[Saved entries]
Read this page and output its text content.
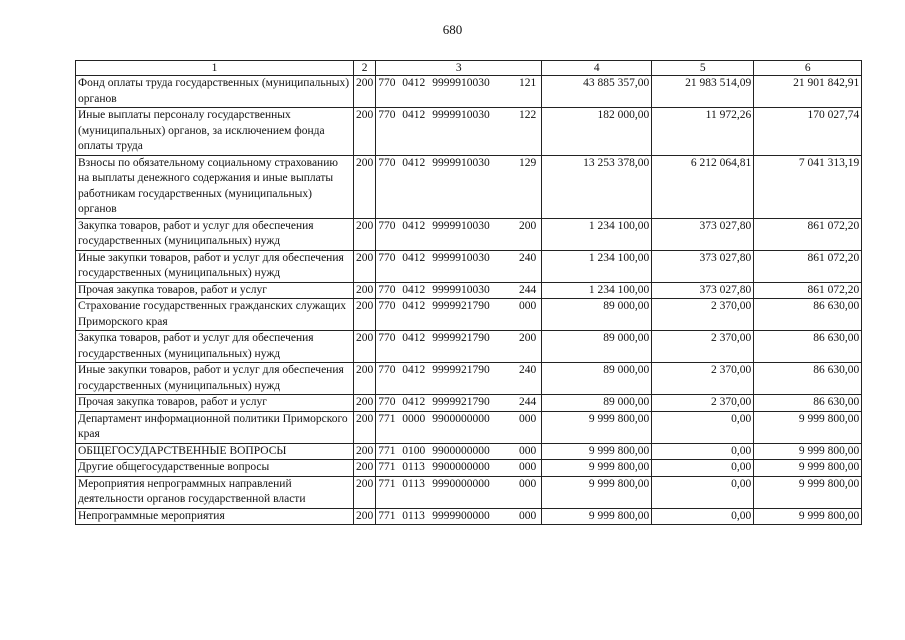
680
1	2	3	4	5	6
Фонд оплаты труда государственных (муниципальных) органов	200	770 0412 9999910030 121	43 885 357,00	21 983 514,09	21 901 842,91
Иные выплаты персоналу государственных (муниципальных) органов, за исключением фонда оплаты труда	200	770 0412 9999910030 122	182 000,00	11 972,26	170 027,74
Взносы по обязательному социальному страхованию на выплаты денежного содержания и иные выплаты работникам государственных (муниципальных) органов	200	770 0412 9999910030 129	13 253 378,00	6 212 064,81	7 041 313,19
Закупка товаров, работ и услуг для обеспечения государственных (муниципальных) нужд	200	770 0412 9999910030 200	1 234 100,00	373 027,80	861 072,20
Иные закупки товаров, работ и услуг для обеспечения государственных (муниципальных) нужд	200	770 0412 9999910030 240	1 234 100,00	373 027,80	861 072,20
Прочая закупка товаров, работ и услуг	200	770 0412 9999910030 244	1 234 100,00	373 027,80	861 072,20
Страхование государственных гражданских служащих Приморского края	200	770 0412 9999921790 000	89 000,00	2 370,00	86 630,00
Закупка товаров, работ и услуг для обеспечения государственных (муниципальных) нужд	200	770 0412 9999921790 200	89 000,00	2 370,00	86 630,00
Иные закупки товаров, работ и услуг для обеспечения государственных (муниципальных) нужд	200	770 0412 9999921790 240	89 000,00	2 370,00	86 630,00
Прочая закупка товаров, работ и услуг	200	770 0412 9999921790 244	89 000,00	2 370,00	86 630,00
Департамент информационной политики Приморского края	200	771 0000 9900000000 000	9 999 800,00	0,00	9 999 800,00
ОБЩЕГОСУДАРСТВЕННЫЕ ВОПРОСЫ	200	771 0100 9900000000 000	9 999 800,00	0,00	9 999 800,00
Другие общегосударственные вопросы	200	771 0113 9900000000 000	9 999 800,00	0,00	9 999 800,00
Мероприятия непрограммных направлений деятельности органов государственной власти	200	771 0113 9990000000 000	9 999 800,00	0,00	9 999 800,00
Непрограммные мероприятия	200	771 0113 9999900000 000	9 999 800,00	0,00	9 999 800,00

[Given request]: Set down the material above as is, without any pictures.

[Response to this task]:
Read this page and output its text content.
680
1	2	3	4	5	6
Фонд оплаты труда государственных (муниципальных) органов	200	770 0412 9999910030 121	43 885 357,00	21 983 514,09	21 901 842,91
Иные выплаты персоналу государственных (муниципальных) органов, за исключением фонда оплаты труда	200	770 0412 9999910030 122	182 000,00	11 972,26	170 027,74
Взносы по обязательному социальному страхованию на выплаты денежного содержания и иные выплаты работникам государственных (муниципальных) органов	200	770 0412 9999910030 129	13 253 378,00	6 212 064,81	7 041 313,19
Закупка товаров, работ и услуг для обеспечения государственных (муниципальных) нужд	200	770 0412 9999910030 200	1 234 100,00	373 027,80	861 072,20
Иные закупки товаров, работ и услуг для обеспечения государственных (муниципальных) нужд	200	770 0412 9999910030 240	1 234 100,00	373 027,80	861 072,20
Прочая закупка товаров, работ и услуг	200	770 0412 9999910030 244	1 234 100,00	373 027,80	861 072,20
Страхование государственных гражданских служащих Приморского края	200	770 0412 9999921790 000	89 000,00	2 370,00	86 630,00
Закупка товаров, работ и услуг для обеспечения государственных (муниципальных) нужд	200	770 0412 9999921790 200	89 000,00	2 370,00	86 630,00
Иные закупки товаров, работ и услуг для обеспечения государственных (муниципальных) нужд	200	770 0412 9999921790 240	89 000,00	2 370,00	86 630,00
Прочая закупка товаров, работ и услуг	200	770 0412 9999921790 244	89 000,00	2 370,00	86 630,00
Департамент информационной политики Приморского края	200	771 0000 9900000000 000	9 999 800,00	0,00	9 999 800,00
ОБЩЕГОСУДАРСТВЕННЫЕ ВОПРОСЫ	200	771 0100 9900000000 000	9 999 800,00	0,00	9 999 800,00
Другие общегосударственные вопросы	200	771 0113 9900000000 000	9 999 800,00	0,00	9 999 800,00
Мероприятия непрограммных направлений деятельности органов государственной власти	200	771 0113 9990000000 000	9 999 800,00	0,00	9 999 800,00
Непрограммные мероприятия	200	771 0113 9999900000 000	9 999 800,00	0,00	9 999 800,00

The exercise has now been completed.